## DATA SECTION
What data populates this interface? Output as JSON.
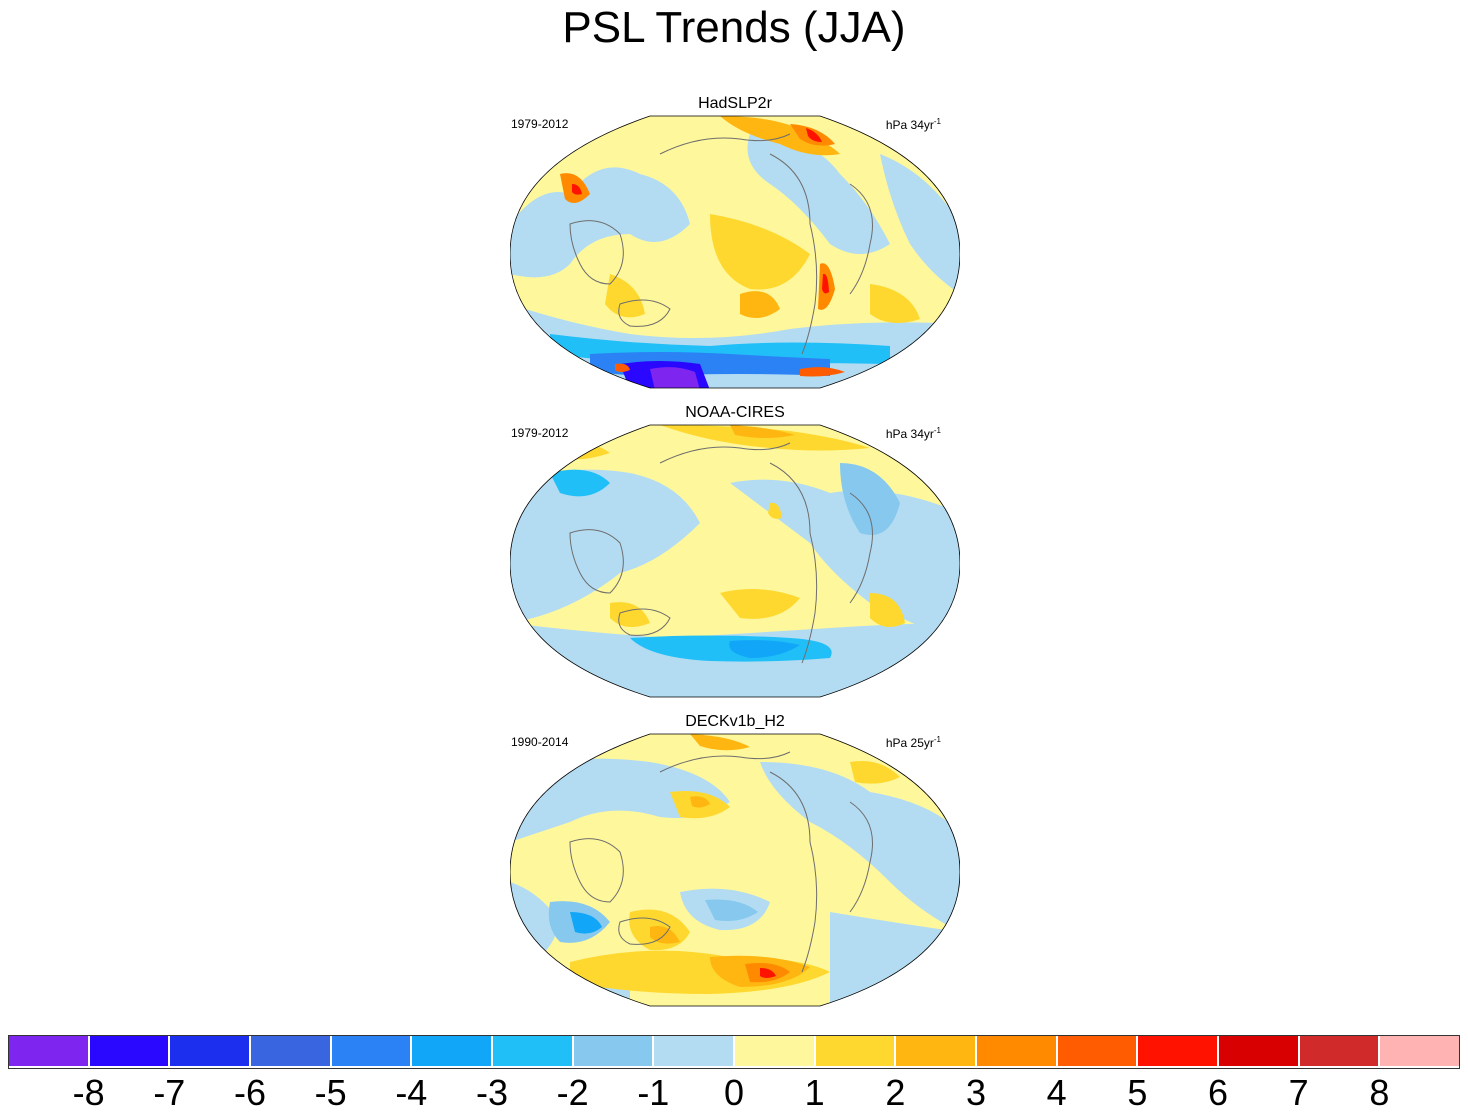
{
  "title": "PSL Trends (JJA)",
  "panels": [
    {
      "name": "HadSLP2r",
      "period": "1979-2012",
      "units": "hPa 34yr",
      "units_exponent": "-1"
    },
    {
      "name": "NOAA-CIRES",
      "period": "1979-2012",
      "units": "hPa 34yr",
      "units_exponent": "-1"
    },
    {
      "name": "DECKv1b_H2",
      "period": "1990-2014",
      "units": "hPa 25yr",
      "units_exponent": "-1"
    }
  ],
  "colorbar": {
    "labels": [
      "-8",
      "-7",
      "-6",
      "-5",
      "-4",
      "-3",
      "-2",
      "-1",
      "0",
      "1",
      "2",
      "3",
      "4",
      "5",
      "6",
      "7",
      "8"
    ],
    "colors": [
      "#7e26f0",
      "#2a08ff",
      "#1c2fee",
      "#3965e0",
      "#2b82f5",
      "#12a6f8",
      "#21bff7",
      "#86c8ee",
      "#b3dcf2",
      "#fff79b",
      "#ffd82f",
      "#ffb611",
      "#ff8a00",
      "#ff5b00",
      "#ff1300",
      "#d80000",
      "#d12a2a",
      "#ffb3b3"
    ]
  },
  "map_colors": {
    "ocean_background": "#fff79b",
    "coastline": "#6e6e6e"
  }
}
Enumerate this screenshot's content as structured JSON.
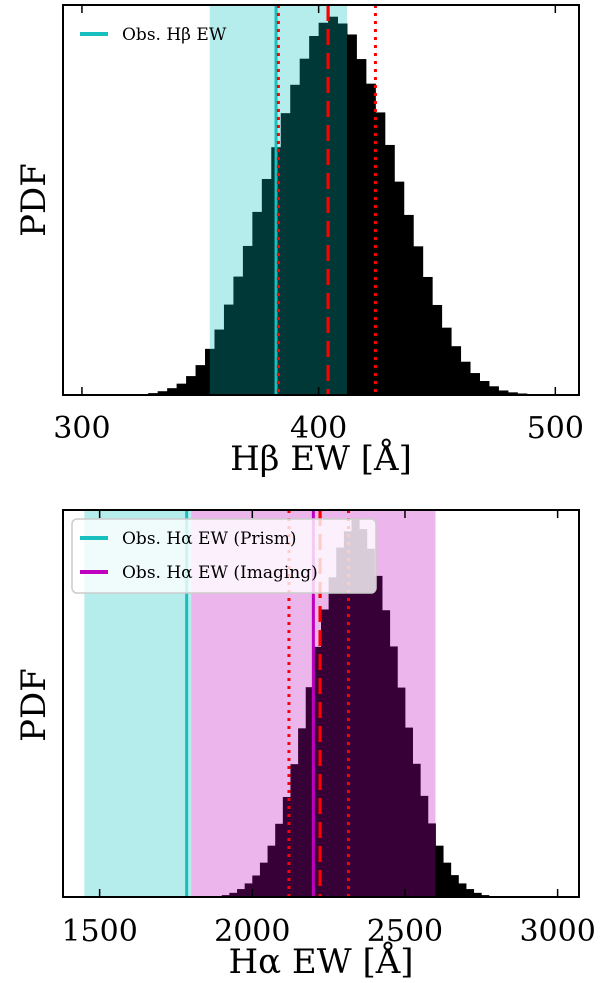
{
  "chart_data": [
    {
      "type": "bar",
      "ylabel": "PDF",
      "xlabel": "Hβ EW [Å]",
      "xlim": [
        292,
        510
      ],
      "xticks": [
        300,
        400,
        500
      ],
      "yticks": [],
      "grid": false,
      "histogram": {
        "bin_width": 4,
        "bin_start": 324,
        "values": [
          0.002,
          0.005,
          0.01,
          0.018,
          0.03,
          0.05,
          0.079,
          0.122,
          0.173,
          0.239,
          0.313,
          0.394,
          0.484,
          0.571,
          0.655,
          0.745,
          0.82,
          0.889,
          0.949,
          0.984,
          1.0,
          0.982,
          0.953,
          0.888,
          0.823,
          0.747,
          0.661,
          0.564,
          0.476,
          0.393,
          0.312,
          0.238,
          0.178,
          0.129,
          0.088,
          0.058,
          0.037,
          0.023,
          0.012,
          0.007,
          0.004,
          0.002
        ],
        "color": "#000000"
      },
      "observed_band": {
        "range": [
          354,
          412
        ],
        "color": "#00bfbf",
        "opacity": 0.29
      },
      "observed_line": {
        "value": 382,
        "color": "#17bfbf"
      },
      "median_line": {
        "value": 404,
        "color": "#ff0000",
        "style": "dashed"
      },
      "percentile_lines": {
        "values": [
          383,
          424
        ],
        "color": "#ff0000",
        "style": "dotted"
      },
      "legend": {
        "location": "upper-left",
        "entries": [
          {
            "label": "Obs. Hβ EW",
            "color": "#17bfbf"
          }
        ]
      }
    },
    {
      "type": "bar",
      "ylabel": "PDF",
      "xlabel": "Hα EW [Å]",
      "xlim": [
        1380,
        3070
      ],
      "xticks": [
        1500,
        2000,
        2500,
        3000
      ],
      "yticks": [],
      "grid": false,
      "histogram": {
        "bin_width": 25,
        "bin_start": 1900,
        "values": [
          0.005,
          0.011,
          0.021,
          0.036,
          0.057,
          0.091,
          0.136,
          0.194,
          0.265,
          0.352,
          0.447,
          0.556,
          0.663,
          0.762,
          0.847,
          0.926,
          0.969,
          1.0,
          0.975,
          0.923,
          0.851,
          0.76,
          0.664,
          0.555,
          0.449,
          0.353,
          0.268,
          0.195,
          0.136,
          0.091,
          0.058,
          0.036,
          0.021,
          0.011,
          0.005
        ],
        "color": "#000000"
      },
      "observed_band_prism": {
        "range": [
          1450,
          1800
        ],
        "color": "#00bfbf",
        "opacity": 0.29
      },
      "observed_band_imaging": {
        "range": [
          1800,
          2600
        ],
        "color": "#bf00bf",
        "opacity": 0.29
      },
      "observed_line_prism": {
        "value": 1785,
        "color": "#17bfbf"
      },
      "observed_line_imaging": {
        "value": 2200,
        "color": "#bf00bf"
      },
      "median_line": {
        "value": 2222,
        "color": "#ff0000",
        "style": "dashed"
      },
      "percentile_lines": {
        "values": [
          2120,
          2315
        ],
        "color": "#ff0000",
        "style": "dotted"
      },
      "legend": {
        "location": "upper-left",
        "entries": [
          {
            "label": "Obs. Hα EW (Prism)",
            "color": "#17bfbf"
          },
          {
            "label": "Obs. Hα EW (Imaging)",
            "color": "#bf00bf"
          }
        ]
      }
    }
  ]
}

## WHAT IS EXPECTED
Gather each line that holds "JSON".

## COMPLETE RESPONSE
What data populates this interface? Output as JSON.
Enumerate this screenshot's content as structured JSON.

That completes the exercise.